# Problem to work on
Make an exact copy of all the material below, apart from the pictures.

+++

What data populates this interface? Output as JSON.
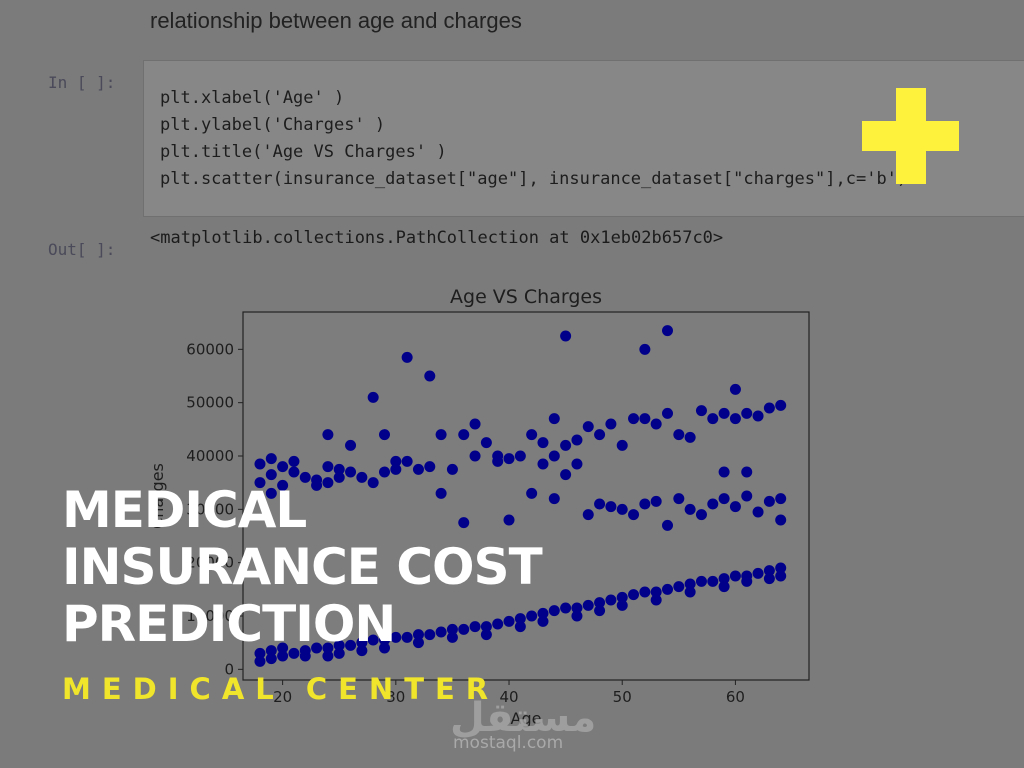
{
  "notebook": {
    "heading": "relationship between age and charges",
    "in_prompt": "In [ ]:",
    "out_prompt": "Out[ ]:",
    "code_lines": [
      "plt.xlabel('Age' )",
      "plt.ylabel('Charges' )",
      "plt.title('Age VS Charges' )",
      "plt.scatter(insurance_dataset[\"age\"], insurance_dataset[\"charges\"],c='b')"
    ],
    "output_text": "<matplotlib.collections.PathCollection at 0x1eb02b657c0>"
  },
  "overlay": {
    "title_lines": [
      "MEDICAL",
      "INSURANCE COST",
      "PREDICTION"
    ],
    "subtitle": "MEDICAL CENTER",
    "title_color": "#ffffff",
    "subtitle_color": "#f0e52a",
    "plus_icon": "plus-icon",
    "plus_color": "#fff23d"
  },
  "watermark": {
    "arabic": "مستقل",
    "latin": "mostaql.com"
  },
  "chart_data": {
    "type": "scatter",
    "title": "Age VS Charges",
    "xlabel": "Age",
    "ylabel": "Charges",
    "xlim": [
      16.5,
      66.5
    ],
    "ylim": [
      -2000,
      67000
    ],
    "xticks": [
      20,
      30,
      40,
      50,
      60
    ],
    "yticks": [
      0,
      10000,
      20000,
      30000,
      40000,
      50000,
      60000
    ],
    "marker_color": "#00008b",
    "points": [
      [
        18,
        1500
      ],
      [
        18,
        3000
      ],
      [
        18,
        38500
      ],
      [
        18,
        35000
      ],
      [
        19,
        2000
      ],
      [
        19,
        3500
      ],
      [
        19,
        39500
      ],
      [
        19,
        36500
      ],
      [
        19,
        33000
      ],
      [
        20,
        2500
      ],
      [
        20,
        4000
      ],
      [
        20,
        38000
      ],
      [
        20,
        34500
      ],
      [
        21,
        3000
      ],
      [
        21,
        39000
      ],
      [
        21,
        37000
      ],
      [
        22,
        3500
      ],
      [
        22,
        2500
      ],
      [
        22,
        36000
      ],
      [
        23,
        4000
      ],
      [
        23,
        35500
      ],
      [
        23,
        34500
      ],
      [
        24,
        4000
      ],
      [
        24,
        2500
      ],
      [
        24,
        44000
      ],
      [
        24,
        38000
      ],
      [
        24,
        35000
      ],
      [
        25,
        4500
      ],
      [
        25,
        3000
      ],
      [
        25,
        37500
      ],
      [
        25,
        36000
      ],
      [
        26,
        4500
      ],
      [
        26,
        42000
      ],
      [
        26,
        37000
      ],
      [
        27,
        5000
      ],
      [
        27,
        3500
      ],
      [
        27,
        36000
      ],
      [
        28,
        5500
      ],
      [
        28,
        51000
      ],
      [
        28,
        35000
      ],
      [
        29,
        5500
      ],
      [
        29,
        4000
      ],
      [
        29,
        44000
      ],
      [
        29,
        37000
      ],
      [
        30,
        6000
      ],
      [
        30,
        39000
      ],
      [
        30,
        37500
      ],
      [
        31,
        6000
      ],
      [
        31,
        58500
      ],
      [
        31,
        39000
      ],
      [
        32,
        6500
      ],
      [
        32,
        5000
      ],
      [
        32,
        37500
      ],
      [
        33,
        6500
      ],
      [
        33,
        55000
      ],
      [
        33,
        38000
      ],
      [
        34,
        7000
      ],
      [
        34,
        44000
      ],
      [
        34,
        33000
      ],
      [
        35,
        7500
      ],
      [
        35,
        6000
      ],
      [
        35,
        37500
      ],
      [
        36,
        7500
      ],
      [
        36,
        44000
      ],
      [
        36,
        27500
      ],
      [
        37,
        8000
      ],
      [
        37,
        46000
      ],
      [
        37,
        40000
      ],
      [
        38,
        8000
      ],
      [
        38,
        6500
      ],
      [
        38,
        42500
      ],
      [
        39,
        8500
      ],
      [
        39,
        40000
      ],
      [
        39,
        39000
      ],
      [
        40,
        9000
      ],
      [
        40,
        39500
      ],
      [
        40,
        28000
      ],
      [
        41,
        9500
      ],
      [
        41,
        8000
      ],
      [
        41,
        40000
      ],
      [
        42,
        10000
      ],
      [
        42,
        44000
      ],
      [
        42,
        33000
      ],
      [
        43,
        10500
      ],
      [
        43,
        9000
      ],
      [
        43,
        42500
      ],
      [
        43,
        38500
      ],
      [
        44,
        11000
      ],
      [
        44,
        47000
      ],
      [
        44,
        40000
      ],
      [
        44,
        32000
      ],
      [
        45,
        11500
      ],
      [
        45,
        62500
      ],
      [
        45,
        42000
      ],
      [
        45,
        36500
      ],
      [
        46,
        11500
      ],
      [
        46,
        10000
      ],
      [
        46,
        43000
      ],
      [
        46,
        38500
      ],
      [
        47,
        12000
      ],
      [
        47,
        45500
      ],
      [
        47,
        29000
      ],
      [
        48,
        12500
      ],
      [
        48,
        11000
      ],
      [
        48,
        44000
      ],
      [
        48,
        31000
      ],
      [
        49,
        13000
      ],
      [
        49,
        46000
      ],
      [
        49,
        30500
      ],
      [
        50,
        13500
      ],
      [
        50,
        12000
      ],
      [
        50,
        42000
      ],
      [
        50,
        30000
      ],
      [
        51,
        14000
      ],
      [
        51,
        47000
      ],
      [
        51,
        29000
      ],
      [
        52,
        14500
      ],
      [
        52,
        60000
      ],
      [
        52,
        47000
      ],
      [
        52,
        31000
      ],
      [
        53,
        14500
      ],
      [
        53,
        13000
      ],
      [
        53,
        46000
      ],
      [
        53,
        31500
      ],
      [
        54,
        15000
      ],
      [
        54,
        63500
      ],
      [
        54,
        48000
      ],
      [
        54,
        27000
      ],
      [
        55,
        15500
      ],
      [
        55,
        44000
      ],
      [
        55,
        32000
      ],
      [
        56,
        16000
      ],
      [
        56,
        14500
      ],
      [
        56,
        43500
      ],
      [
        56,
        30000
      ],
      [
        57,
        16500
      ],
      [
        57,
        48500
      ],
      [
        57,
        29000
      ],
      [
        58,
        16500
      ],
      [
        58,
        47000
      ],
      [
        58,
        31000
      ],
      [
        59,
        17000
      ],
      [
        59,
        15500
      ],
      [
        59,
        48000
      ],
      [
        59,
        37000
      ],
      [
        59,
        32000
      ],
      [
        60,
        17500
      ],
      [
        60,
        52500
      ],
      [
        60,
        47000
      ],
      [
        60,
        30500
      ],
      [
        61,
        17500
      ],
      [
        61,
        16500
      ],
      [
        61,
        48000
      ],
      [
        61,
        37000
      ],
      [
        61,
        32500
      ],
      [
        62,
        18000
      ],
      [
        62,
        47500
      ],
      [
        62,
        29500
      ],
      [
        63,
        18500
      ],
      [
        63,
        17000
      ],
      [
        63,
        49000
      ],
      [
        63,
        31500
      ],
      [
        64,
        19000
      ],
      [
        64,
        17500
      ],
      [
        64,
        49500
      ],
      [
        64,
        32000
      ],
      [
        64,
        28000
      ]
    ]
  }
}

+++

# Final result
What data populates this interface? Output as JSON.
{
  "notebook": {
    "heading": "relationship between age and charges",
    "in_prompt": "In [ ]:",
    "out_prompt": "Out[ ]:",
    "code_lines": [
      "plt.xlabel('Age' )",
      "plt.ylabel('Charges' )",
      "plt.title('Age VS Charges' )",
      "plt.scatter(insurance_dataset[\"age\"], insurance_dataset[\"charges\"],c='b')"
    ],
    "output_text": "<matplotlib.collections.PathCollection at 0x1eb02b657c0>"
  },
  "overlay": {
    "title_lines": [
      "MEDICAL",
      "INSURANCE COST",
      "PREDICTION"
    ],
    "subtitle": "MEDICAL CENTER",
    "title_color": "#ffffff",
    "subtitle_color": "#f0e52a",
    "plus_icon": "plus-icon",
    "plus_color": "#fff23d"
  },
  "watermark": {
    "arabic": "مستقل",
    "latin": "mostaql.com"
  },
  "chart_data": {
    "type": "scatter",
    "title": "Age VS Charges",
    "xlabel": "Age",
    "ylabel": "Charges",
    "xlim": [
      16.5,
      66.5
    ],
    "ylim": [
      -2000,
      67000
    ],
    "xticks": [
      20,
      30,
      40,
      50,
      60
    ],
    "yticks": [
      0,
      10000,
      20000,
      30000,
      40000,
      50000,
      60000
    ],
    "marker_color": "#00008b",
    "points": [
      [
        18,
        1500
      ],
      [
        18,
        3000
      ],
      [
        18,
        38500
      ],
      [
        18,
        35000
      ],
      [
        19,
        2000
      ],
      [
        19,
        3500
      ],
      [
        19,
        39500
      ],
      [
        19,
        36500
      ],
      [
        19,
        33000
      ],
      [
        20,
        2500
      ],
      [
        20,
        4000
      ],
      [
        20,
        38000
      ],
      [
        20,
        34500
      ],
      [
        21,
        3000
      ],
      [
        21,
        39000
      ],
      [
        21,
        37000
      ],
      [
        22,
        3500
      ],
      [
        22,
        2500
      ],
      [
        22,
        36000
      ],
      [
        23,
        4000
      ],
      [
        23,
        35500
      ],
      [
        23,
        34500
      ],
      [
        24,
        4000
      ],
      [
        24,
        2500
      ],
      [
        24,
        44000
      ],
      [
        24,
        38000
      ],
      [
        24,
        35000
      ],
      [
        25,
        4500
      ],
      [
        25,
        3000
      ],
      [
        25,
        37500
      ],
      [
        25,
        36000
      ],
      [
        26,
        4500
      ],
      [
        26,
        42000
      ],
      [
        26,
        37000
      ],
      [
        27,
        5000
      ],
      [
        27,
        3500
      ],
      [
        27,
        36000
      ],
      [
        28,
        5500
      ],
      [
        28,
        51000
      ],
      [
        28,
        35000
      ],
      [
        29,
        5500
      ],
      [
        29,
        4000
      ],
      [
        29,
        44000
      ],
      [
        29,
        37000
      ],
      [
        30,
        6000
      ],
      [
        30,
        39000
      ],
      [
        30,
        37500
      ],
      [
        31,
        6000
      ],
      [
        31,
        58500
      ],
      [
        31,
        39000
      ],
      [
        32,
        6500
      ],
      [
        32,
        5000
      ],
      [
        32,
        37500
      ],
      [
        33,
        6500
      ],
      [
        33,
        55000
      ],
      [
        33,
        38000
      ],
      [
        34,
        7000
      ],
      [
        34,
        44000
      ],
      [
        34,
        33000
      ],
      [
        35,
        7500
      ],
      [
        35,
        6000
      ],
      [
        35,
        37500
      ],
      [
        36,
        7500
      ],
      [
        36,
        44000
      ],
      [
        36,
        27500
      ],
      [
        37,
        8000
      ],
      [
        37,
        46000
      ],
      [
        37,
        40000
      ],
      [
        38,
        8000
      ],
      [
        38,
        6500
      ],
      [
        38,
        42500
      ],
      [
        39,
        8500
      ],
      [
        39,
        40000
      ],
      [
        39,
        39000
      ],
      [
        40,
        9000
      ],
      [
        40,
        39500
      ],
      [
        40,
        28000
      ],
      [
        41,
        9500
      ],
      [
        41,
        8000
      ],
      [
        41,
        40000
      ],
      [
        42,
        10000
      ],
      [
        42,
        44000
      ],
      [
        42,
        33000
      ],
      [
        43,
        10500
      ],
      [
        43,
        9000
      ],
      [
        43,
        42500
      ],
      [
        43,
        38500
      ],
      [
        44,
        11000
      ],
      [
        44,
        47000
      ],
      [
        44,
        40000
      ],
      [
        44,
        32000
      ],
      [
        45,
        11500
      ],
      [
        45,
        62500
      ],
      [
        45,
        42000
      ],
      [
        45,
        36500
      ],
      [
        46,
        11500
      ],
      [
        46,
        10000
      ],
      [
        46,
        43000
      ],
      [
        46,
        38500
      ],
      [
        47,
        12000
      ],
      [
        47,
        45500
      ],
      [
        47,
        29000
      ],
      [
        48,
        12500
      ],
      [
        48,
        11000
      ],
      [
        48,
        44000
      ],
      [
        48,
        31000
      ],
      [
        49,
        13000
      ],
      [
        49,
        46000
      ],
      [
        49,
        30500
      ],
      [
        50,
        13500
      ],
      [
        50,
        12000
      ],
      [
        50,
        42000
      ],
      [
        50,
        30000
      ],
      [
        51,
        14000
      ],
      [
        51,
        47000
      ],
      [
        51,
        29000
      ],
      [
        52,
        14500
      ],
      [
        52,
        60000
      ],
      [
        52,
        47000
      ],
      [
        52,
        31000
      ],
      [
        53,
        14500
      ],
      [
        53,
        13000
      ],
      [
        53,
        46000
      ],
      [
        53,
        31500
      ],
      [
        54,
        15000
      ],
      [
        54,
        63500
      ],
      [
        54,
        48000
      ],
      [
        54,
        27000
      ],
      [
        55,
        15500
      ],
      [
        55,
        44000
      ],
      [
        55,
        32000
      ],
      [
        56,
        16000
      ],
      [
        56,
        14500
      ],
      [
        56,
        43500
      ],
      [
        56,
        30000
      ],
      [
        57,
        16500
      ],
      [
        57,
        48500
      ],
      [
        57,
        29000
      ],
      [
        58,
        16500
      ],
      [
        58,
        47000
      ],
      [
        58,
        31000
      ],
      [
        59,
        17000
      ],
      [
        59,
        15500
      ],
      [
        59,
        48000
      ],
      [
        59,
        37000
      ],
      [
        59,
        32000
      ],
      [
        60,
        17500
      ],
      [
        60,
        52500
      ],
      [
        60,
        47000
      ],
      [
        60,
        30500
      ],
      [
        61,
        17500
      ],
      [
        61,
        16500
      ],
      [
        61,
        48000
      ],
      [
        61,
        37000
      ],
      [
        61,
        32500
      ],
      [
        62,
        18000
      ],
      [
        62,
        47500
      ],
      [
        62,
        29500
      ],
      [
        63,
        18500
      ],
      [
        63,
        17000
      ],
      [
        63,
        49000
      ],
      [
        63,
        31500
      ],
      [
        64,
        19000
      ],
      [
        64,
        17500
      ],
      [
        64,
        49500
      ],
      [
        64,
        32000
      ],
      [
        64,
        28000
      ]
    ]
  }
}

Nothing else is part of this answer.